__Work instructions__
Extract all lines that hold the string "label".

Data entries
========================================================================

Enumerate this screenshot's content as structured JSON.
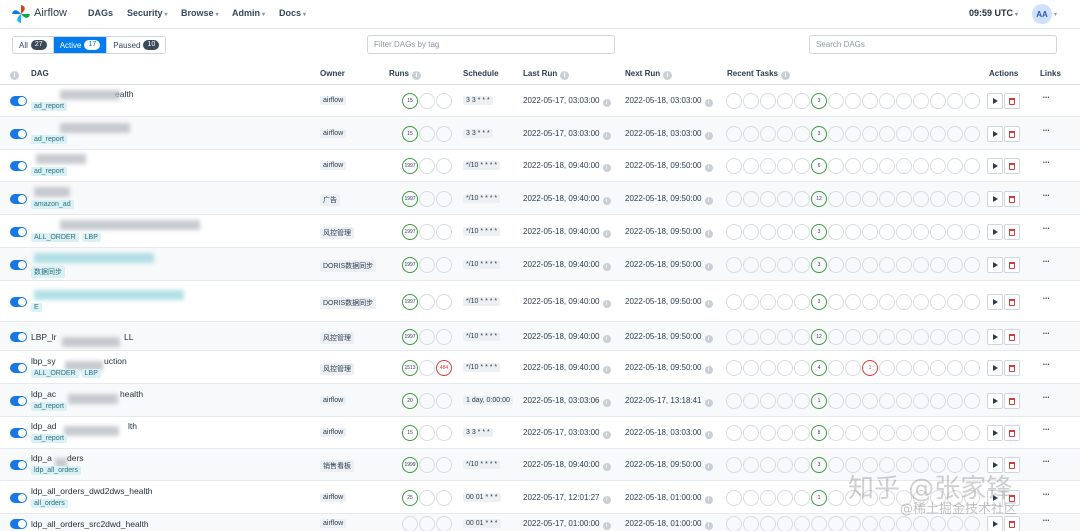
{
  "navbar": {
    "brand": "Airflow",
    "items": [
      "DAGs",
      "Security",
      "Browse",
      "Admin",
      "Docs"
    ],
    "clock": "09:59 UTC",
    "avatar": "AA"
  },
  "filters": {
    "status": [
      {
        "label": "All",
        "count": "27"
      },
      {
        "label": "Active",
        "count": "17"
      },
      {
        "label": "Paused",
        "count": "10"
      }
    ],
    "tag_placeholder": "Filter DAGs by tag",
    "search_placeholder": "Search DAGs"
  },
  "columns": {
    "dag": "DAG",
    "owner": "Owner",
    "runs": "Runs",
    "schedule": "Schedule",
    "last_run": "Last Run",
    "next_run": "Next Run",
    "recent_tasks": "Recent Tasks",
    "actions": "Actions",
    "links": "Links"
  },
  "rows": [
    {
      "name": "ealth",
      "tags": [
        "ad_report"
      ],
      "owner": "airflow",
      "run_success": "15",
      "run_failed": "",
      "schedule": "3 3 * * *",
      "last_run": "2022-05-17, 03:03:00",
      "next_run": "2022-05-18, 03:03:00",
      "task_success": "3",
      "task_failed": ""
    },
    {
      "name": "",
      "tags": [
        "ad_report"
      ],
      "owner": "airflow",
      "run_success": "15",
      "run_failed": "",
      "schedule": "3 3 * * *",
      "last_run": "2022-05-17, 03:03:00",
      "next_run": "2022-05-18, 03:03:00",
      "task_success": "3",
      "task_failed": ""
    },
    {
      "name": "",
      "tags": [
        "ad_report"
      ],
      "owner": "airflow",
      "run_success": "1997",
      "run_failed": "",
      "schedule": "*/10 * * * *",
      "last_run": "2022-05-18, 09:40:00",
      "next_run": "2022-05-18, 09:50:00",
      "task_success": "6",
      "task_failed": ""
    },
    {
      "name": "",
      "tags": [
        "amazon_ad"
      ],
      "owner": "广告",
      "run_success": "1997",
      "run_failed": "",
      "schedule": "*/10 * * * *",
      "last_run": "2022-05-18, 09:40:00",
      "next_run": "2022-05-18, 09:50:00",
      "task_success": "12",
      "task_failed": ""
    },
    {
      "name": "",
      "tags": [
        "ALL_ORDER",
        "LBP"
      ],
      "owner": "风控管理",
      "run_success": "1997",
      "run_failed": "",
      "schedule": "*/10 * * * *",
      "last_run": "2022-05-18, 09:40:00",
      "next_run": "2022-05-18, 09:50:00",
      "task_success": "3",
      "task_failed": ""
    },
    {
      "name": "",
      "tags": [
        "数据同步"
      ],
      "owner": "DORIS数据同步",
      "run_success": "1997",
      "run_failed": "",
      "schedule": "*/10 * * * *",
      "last_run": "2022-05-18, 09:40:00",
      "next_run": "2022-05-18, 09:50:00",
      "task_success": "3",
      "task_failed": ""
    },
    {
      "name": "",
      "tags": [
        "E"
      ],
      "owner": "DORIS数据同步",
      "run_success": "1997",
      "run_failed": "",
      "schedule": "*/10 * * * *",
      "last_run": "2022-05-18, 09:40:00",
      "next_run": "2022-05-18, 09:50:00",
      "task_success": "3",
      "task_failed": ""
    },
    {
      "name": "LBP_lr",
      "name2": "LL",
      "tags": [],
      "owner": "风控管理",
      "run_success": "1997",
      "run_failed": "",
      "schedule": "*/10 * * * *",
      "last_run": "2022-05-18, 09:40:00",
      "next_run": "2022-05-18, 09:50:00",
      "task_success": "12",
      "task_failed": ""
    },
    {
      "name": "lbp_sy",
      "name2": "uction",
      "tags": [
        "ALL_ORDER",
        "LBP"
      ],
      "owner": "风控管理",
      "run_success": "1513",
      "run_failed": "484",
      "schedule": "*/10 * * * *",
      "last_run": "2022-05-18, 09:40:00",
      "next_run": "2022-05-18, 09:50:00",
      "task_success": "4",
      "task_failed": "1"
    },
    {
      "name": "ldp_ac",
      "name2": "health",
      "tags": [
        "ad_report"
      ],
      "owner": "airflow",
      "run_success": "20",
      "run_failed": "",
      "schedule": "1 day, 0:00:00",
      "last_run": "2022-05-18, 03:03:06",
      "next_run": "2022-05-17, 13:18:41",
      "task_success": "1",
      "task_failed": ""
    },
    {
      "name": "ldp_ad",
      "name2": "lth",
      "tags": [
        "ad_report"
      ],
      "owner": "airflow",
      "run_success": "15",
      "run_failed": "",
      "schedule": "3 3 * * *",
      "last_run": "2022-05-17, 03:03:00",
      "next_run": "2022-05-18, 03:03:00",
      "task_success": "8",
      "task_failed": ""
    },
    {
      "name": "ldp_a",
      "name2": "ders",
      "tags": [
        "ldp_all_orders"
      ],
      "owner": "销售看板",
      "run_success": "1999",
      "run_failed": "",
      "schedule": "*/10 * * * *",
      "last_run": "2022-05-18, 09:40:00",
      "next_run": "2022-05-18, 09:50:00",
      "task_success": "3",
      "task_failed": ""
    },
    {
      "name": "ldp_all_orders_dwd2dws_health",
      "tags": [
        "all_orders"
      ],
      "owner": "airflow",
      "run_success": "25",
      "run_failed": "",
      "schedule": "00 01 * * *",
      "last_run": "2022-05-17, 12:01:27",
      "next_run": "2022-05-18, 01:00:00",
      "task_success": "1",
      "task_failed": ""
    },
    {
      "name": "ldp_all_orders_src2dwd_health",
      "tags": [],
      "owner": "airflow",
      "run_success": "",
      "run_failed": "",
      "schedule": "00 01 * * *",
      "last_run": "2022-05-17, 01:00:00",
      "next_run": "2022-05-18, 01:00:00",
      "task_success": "",
      "task_failed": ""
    }
  ],
  "watermark": {
    "line1": "知乎 @张家锋",
    "line2": "@稀土掘金技术社区"
  },
  "colors": {
    "accent": "#017cee",
    "success": "#3a9a3d",
    "failed": "#d63b3b",
    "tag_bg": "#d9f1f4"
  }
}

========================================================================

__Final answer__
        "label": "All",
        "label": "Active",
        "label": "Paused",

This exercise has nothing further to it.